Return each entry exactly, omitting nothing.

-- start of Given information --

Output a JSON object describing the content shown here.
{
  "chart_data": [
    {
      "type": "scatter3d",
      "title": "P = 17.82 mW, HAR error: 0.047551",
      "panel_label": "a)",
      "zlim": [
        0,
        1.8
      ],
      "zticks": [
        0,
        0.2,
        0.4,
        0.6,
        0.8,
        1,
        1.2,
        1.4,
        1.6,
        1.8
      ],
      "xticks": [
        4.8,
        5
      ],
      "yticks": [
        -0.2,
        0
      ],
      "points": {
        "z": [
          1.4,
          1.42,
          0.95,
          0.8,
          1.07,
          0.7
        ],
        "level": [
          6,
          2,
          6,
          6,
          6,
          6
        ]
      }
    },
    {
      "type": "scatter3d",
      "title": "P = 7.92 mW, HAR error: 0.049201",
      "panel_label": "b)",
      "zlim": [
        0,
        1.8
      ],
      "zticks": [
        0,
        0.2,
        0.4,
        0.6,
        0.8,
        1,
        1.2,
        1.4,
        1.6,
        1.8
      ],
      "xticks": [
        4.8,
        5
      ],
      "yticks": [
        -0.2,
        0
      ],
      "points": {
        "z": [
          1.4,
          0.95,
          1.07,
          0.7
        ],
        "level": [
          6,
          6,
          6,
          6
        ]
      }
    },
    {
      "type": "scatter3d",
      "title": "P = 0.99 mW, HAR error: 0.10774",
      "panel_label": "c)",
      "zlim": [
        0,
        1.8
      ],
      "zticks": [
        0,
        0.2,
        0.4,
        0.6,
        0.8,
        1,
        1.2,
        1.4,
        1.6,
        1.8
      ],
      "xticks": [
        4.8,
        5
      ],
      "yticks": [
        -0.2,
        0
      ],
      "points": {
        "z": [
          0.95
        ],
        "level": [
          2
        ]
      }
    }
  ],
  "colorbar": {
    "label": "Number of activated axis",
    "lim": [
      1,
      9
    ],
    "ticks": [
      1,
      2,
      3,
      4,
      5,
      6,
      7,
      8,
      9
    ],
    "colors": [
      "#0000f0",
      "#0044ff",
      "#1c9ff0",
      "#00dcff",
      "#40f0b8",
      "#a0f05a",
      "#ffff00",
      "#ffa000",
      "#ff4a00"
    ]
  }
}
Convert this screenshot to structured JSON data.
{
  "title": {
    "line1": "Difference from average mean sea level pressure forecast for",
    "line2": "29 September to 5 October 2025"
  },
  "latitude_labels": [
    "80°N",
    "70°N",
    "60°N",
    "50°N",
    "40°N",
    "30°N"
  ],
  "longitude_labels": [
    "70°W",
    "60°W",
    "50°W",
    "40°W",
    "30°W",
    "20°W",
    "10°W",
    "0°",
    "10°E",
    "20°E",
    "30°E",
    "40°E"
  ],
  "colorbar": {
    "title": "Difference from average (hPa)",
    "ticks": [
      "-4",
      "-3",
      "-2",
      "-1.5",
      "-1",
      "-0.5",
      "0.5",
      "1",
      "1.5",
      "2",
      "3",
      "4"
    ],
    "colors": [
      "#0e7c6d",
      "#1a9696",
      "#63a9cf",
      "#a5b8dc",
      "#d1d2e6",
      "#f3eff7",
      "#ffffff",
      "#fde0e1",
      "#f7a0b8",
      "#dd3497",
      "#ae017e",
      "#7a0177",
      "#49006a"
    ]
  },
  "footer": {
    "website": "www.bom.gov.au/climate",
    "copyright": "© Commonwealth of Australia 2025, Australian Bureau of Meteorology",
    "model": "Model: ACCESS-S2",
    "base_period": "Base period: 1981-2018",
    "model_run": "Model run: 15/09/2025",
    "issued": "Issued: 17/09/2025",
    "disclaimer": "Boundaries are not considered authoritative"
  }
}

-- end of Given information --

* _Finished task_:
Output a JSON object describing the content shown here.
{
  "chart_data": [
    {
      "type": "scatter3d",
      "title": "P = 17.82 mW, HAR error: 0.047551",
      "panel_label": "a)",
      "zlim": [
        0,
        1.8
      ],
      "zticks": [
        0,
        0.2,
        0.4,
        0.6,
        0.8,
        1,
        1.2,
        1.4,
        1.6,
        1.8
      ],
      "xticks": [
        4.8,
        5
      ],
      "yticks": [
        -0.2,
        0
      ],
      "points": {
        "z": [
          1.4,
          1.42,
          0.95,
          0.8,
          1.07,
          0.7
        ],
        "level": [
          6,
          2,
          6,
          6,
          6,
          6
        ]
      }
    },
    {
      "type": "scatter3d",
      "title": "P = 7.92 mW, HAR error: 0.049201",
      "panel_label": "b)",
      "zlim": [
        0,
        1.8
      ],
      "zticks": [
        0,
        0.2,
        0.4,
        0.6,
        0.8,
        1,
        1.2,
        1.4,
        1.6,
        1.8
      ],
      "xticks": [
        4.8,
        5
      ],
      "yticks": [
        -0.2,
        0
      ],
      "points": {
        "z": [
          1.4,
          0.95,
          1.07,
          0.7
        ],
        "level": [
          6,
          6,
          6,
          6
        ]
      }
    },
    {
      "type": "scatter3d",
      "title": "P = 0.99 mW, HAR error: 0.10774",
      "panel_label": "c)",
      "zlim": [
        0,
        1.8
      ],
      "zticks": [
        0,
        0.2,
        0.4,
        0.6,
        0.8,
        1,
        1.2,
        1.4,
        1.6,
        1.8
      ],
      "xticks": [
        4.8,
        5
      ],
      "yticks": [
        -0.2,
        0
      ],
      "points": {
        "z": [
          0.95
        ],
        "level": [
          2
        ]
      }
    }
  ],
  "colorbar": {
    "label": "Number of activated axis",
    "lim": [
      1,
      9
    ],
    "ticks": [
      1,
      2,
      3,
      4,
      5,
      6,
      7,
      8,
      9
    ],
    "colors": [
      "#0000f0",
      "#0044ff",
      "#1c9ff0",
      "#00dcff",
      "#40f0b8",
      "#a0f05a",
      "#ffff00",
      "#ffa000",
      "#ff4a00"
    ]
  }
}
Convert this screenshot to structured JSON data.
{
  "title": {
    "line1": "Difference from average mean sea level pressure forecast for",
    "line2": "29 September to 5 October 2025"
  },
  "latitude_labels": [
    "80°N",
    "70°N",
    "60°N",
    "50°N",
    "40°N",
    "30°N"
  ],
  "longitude_labels": [
    "70°W",
    "60°W",
    "50°W",
    "40°W",
    "30°W",
    "20°W",
    "10°W",
    "0°",
    "10°E",
    "20°E",
    "30°E",
    "40°E"
  ],
  "colorbar": {
    "title": "Difference from average (hPa)",
    "ticks": [
      "-4",
      "-3",
      "-2",
      "-1.5",
      "-1",
      "-0.5",
      "0.5",
      "1",
      "1.5",
      "2",
      "3",
      "4"
    ],
    "colors": [
      "#0e7c6d",
      "#1a9696",
      "#63a9cf",
      "#a5b8dc",
      "#d1d2e6",
      "#f3eff7",
      "#ffffff",
      "#fde0e1",
      "#f7a0b8",
      "#dd3497",
      "#ae017e",
      "#7a0177",
      "#49006a"
    ]
  },
  "footer": {
    "website": "www.bom.gov.au/climate",
    "copyright": "© Commonwealth of Australia 2025, Australian Bureau of Meteorology",
    "model": "Model: ACCESS-S2",
    "base_period": "Base period: 1981-2018",
    "model_run": "Model run: 15/09/2025",
    "issued": "Issued: 17/09/2025",
    "disclaimer": "Boundaries are not considered authoritative"
  }
}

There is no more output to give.